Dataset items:
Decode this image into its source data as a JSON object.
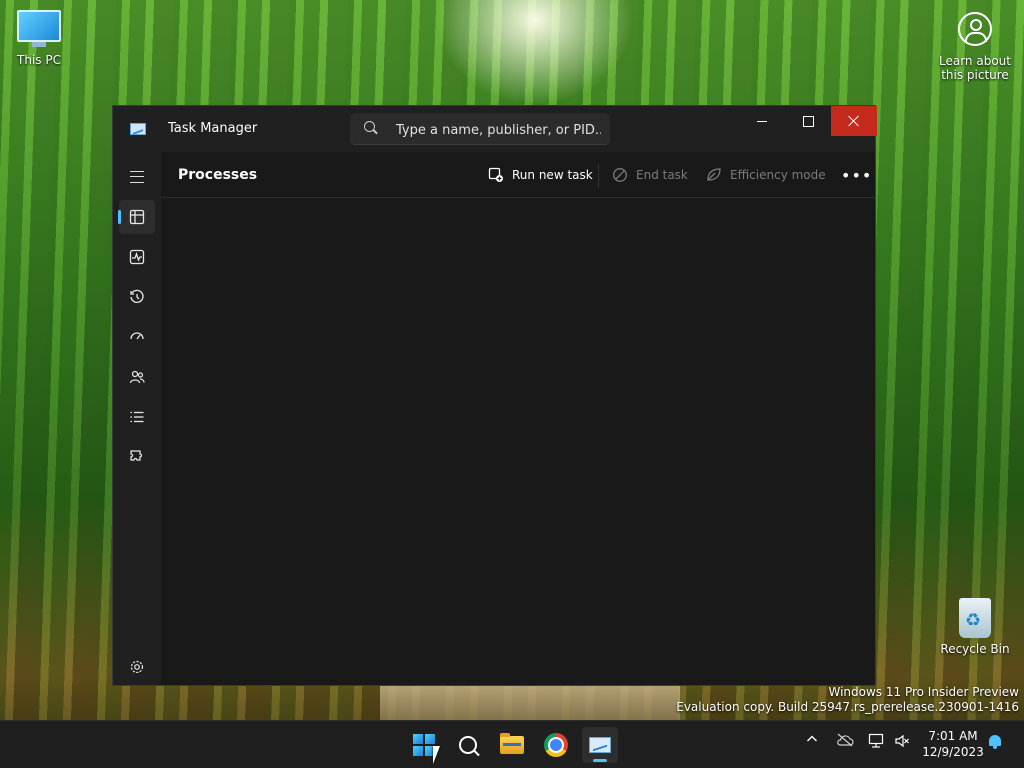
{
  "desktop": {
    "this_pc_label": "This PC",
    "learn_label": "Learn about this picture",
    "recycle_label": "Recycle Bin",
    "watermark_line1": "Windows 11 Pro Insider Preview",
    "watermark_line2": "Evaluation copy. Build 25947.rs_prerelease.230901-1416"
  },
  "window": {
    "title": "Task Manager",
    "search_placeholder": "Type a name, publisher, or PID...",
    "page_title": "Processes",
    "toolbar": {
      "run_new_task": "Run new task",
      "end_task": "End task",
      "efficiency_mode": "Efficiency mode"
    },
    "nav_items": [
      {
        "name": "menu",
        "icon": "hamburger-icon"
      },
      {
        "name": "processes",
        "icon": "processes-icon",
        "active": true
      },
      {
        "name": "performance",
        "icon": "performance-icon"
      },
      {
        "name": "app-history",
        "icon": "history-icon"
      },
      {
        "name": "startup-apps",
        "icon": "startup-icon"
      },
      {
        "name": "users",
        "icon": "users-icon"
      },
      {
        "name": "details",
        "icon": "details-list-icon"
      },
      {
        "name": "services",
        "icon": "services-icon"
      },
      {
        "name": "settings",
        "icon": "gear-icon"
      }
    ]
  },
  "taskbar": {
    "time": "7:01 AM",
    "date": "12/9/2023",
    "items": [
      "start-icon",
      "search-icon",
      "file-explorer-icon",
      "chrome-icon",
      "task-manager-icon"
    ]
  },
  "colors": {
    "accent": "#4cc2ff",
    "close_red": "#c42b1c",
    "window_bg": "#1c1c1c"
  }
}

--

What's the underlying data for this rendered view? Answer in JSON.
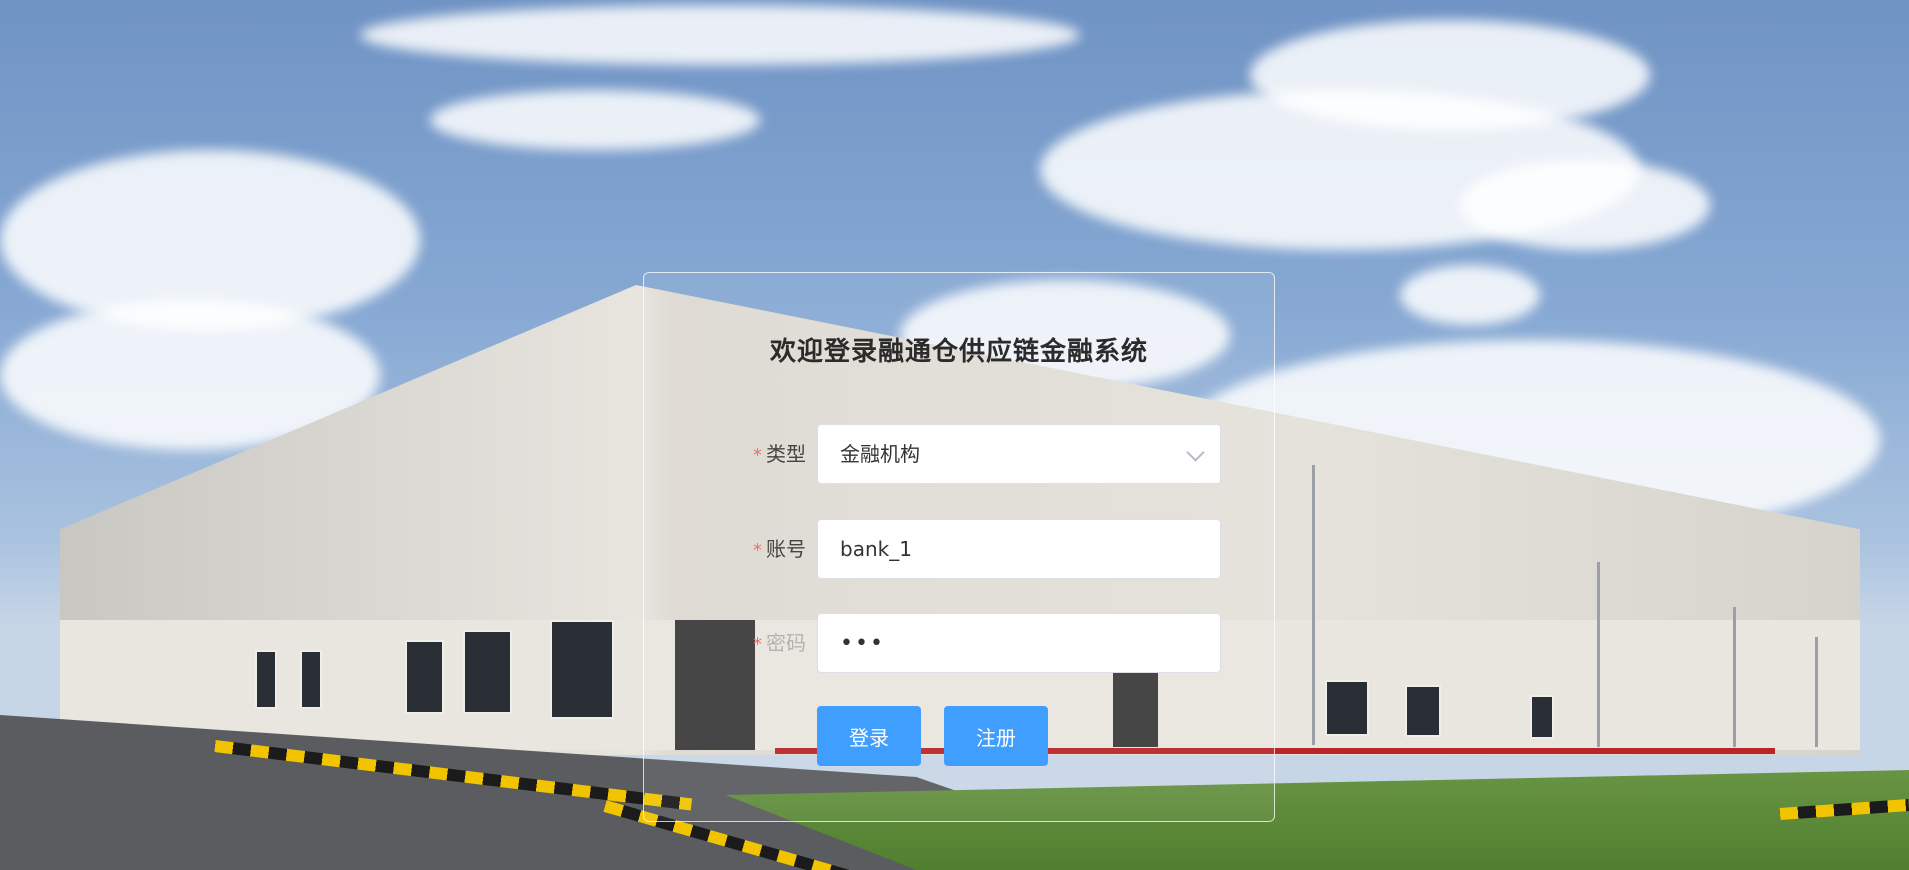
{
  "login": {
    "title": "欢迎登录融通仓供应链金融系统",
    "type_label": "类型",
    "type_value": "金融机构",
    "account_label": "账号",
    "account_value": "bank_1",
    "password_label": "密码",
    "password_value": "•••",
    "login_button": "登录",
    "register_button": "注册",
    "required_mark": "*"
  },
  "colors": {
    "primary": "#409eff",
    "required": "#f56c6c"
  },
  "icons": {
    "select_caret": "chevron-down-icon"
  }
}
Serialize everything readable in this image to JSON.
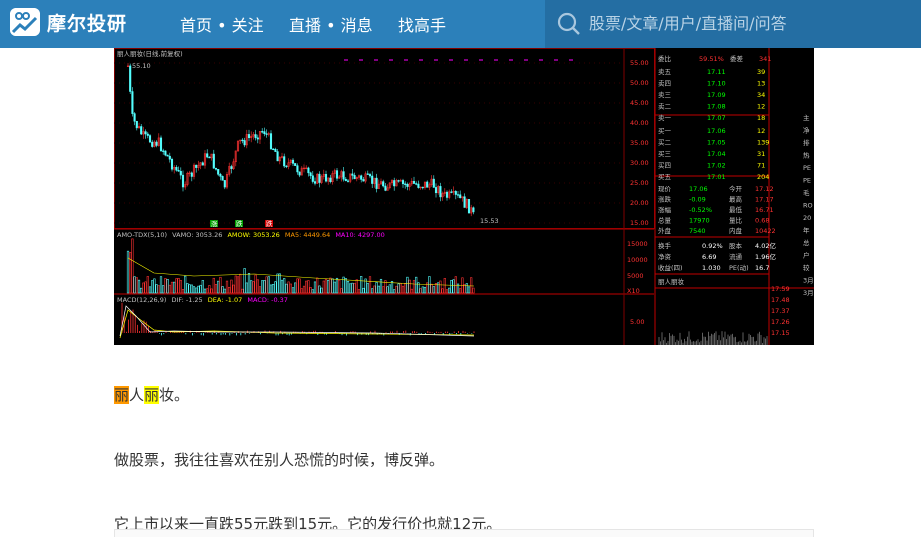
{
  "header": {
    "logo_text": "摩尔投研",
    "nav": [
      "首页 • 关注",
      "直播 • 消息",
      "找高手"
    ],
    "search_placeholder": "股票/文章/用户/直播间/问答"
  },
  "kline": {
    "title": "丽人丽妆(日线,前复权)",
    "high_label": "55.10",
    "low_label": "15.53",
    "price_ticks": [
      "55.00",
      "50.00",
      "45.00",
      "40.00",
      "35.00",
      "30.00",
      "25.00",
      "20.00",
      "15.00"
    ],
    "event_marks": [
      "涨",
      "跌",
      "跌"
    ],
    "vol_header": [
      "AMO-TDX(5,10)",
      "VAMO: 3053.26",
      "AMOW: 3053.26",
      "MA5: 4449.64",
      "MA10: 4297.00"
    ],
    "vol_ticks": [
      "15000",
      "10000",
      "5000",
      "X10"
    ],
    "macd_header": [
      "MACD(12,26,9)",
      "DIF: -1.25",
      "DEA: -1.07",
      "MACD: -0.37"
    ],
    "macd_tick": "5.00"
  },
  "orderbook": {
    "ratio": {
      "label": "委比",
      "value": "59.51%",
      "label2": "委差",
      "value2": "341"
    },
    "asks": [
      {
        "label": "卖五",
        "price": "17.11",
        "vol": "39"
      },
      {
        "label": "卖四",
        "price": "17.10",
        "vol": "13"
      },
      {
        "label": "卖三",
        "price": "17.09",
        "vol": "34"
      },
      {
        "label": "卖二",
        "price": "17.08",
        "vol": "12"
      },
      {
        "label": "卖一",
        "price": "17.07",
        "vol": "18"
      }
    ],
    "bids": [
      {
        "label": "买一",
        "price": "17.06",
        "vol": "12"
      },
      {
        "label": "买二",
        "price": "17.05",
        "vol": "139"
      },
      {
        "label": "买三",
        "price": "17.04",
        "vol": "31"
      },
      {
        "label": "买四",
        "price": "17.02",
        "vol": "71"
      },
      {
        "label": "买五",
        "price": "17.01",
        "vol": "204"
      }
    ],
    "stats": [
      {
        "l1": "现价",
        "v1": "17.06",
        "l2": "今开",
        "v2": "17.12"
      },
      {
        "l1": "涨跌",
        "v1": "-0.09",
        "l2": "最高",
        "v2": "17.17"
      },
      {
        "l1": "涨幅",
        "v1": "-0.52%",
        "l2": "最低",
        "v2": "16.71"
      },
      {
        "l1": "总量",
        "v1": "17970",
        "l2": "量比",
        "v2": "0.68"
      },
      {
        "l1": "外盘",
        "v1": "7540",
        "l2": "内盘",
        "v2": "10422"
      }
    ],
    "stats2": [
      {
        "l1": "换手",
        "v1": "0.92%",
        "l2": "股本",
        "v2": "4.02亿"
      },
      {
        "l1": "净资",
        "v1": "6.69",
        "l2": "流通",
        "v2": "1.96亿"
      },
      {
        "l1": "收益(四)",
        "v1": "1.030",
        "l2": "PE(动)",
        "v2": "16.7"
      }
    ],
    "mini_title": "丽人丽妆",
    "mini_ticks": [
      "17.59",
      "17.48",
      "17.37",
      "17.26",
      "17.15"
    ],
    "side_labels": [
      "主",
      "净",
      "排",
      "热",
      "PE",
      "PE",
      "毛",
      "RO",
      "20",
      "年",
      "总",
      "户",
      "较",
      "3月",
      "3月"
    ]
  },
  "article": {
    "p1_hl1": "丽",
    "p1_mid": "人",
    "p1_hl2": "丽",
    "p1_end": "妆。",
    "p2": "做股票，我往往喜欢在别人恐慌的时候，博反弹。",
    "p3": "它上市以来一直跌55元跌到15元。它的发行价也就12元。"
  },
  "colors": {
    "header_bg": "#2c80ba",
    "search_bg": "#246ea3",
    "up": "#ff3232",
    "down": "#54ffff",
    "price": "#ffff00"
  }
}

= Task goal =
Write only the number of lines in the data above that include "JSON".

= Response below =
3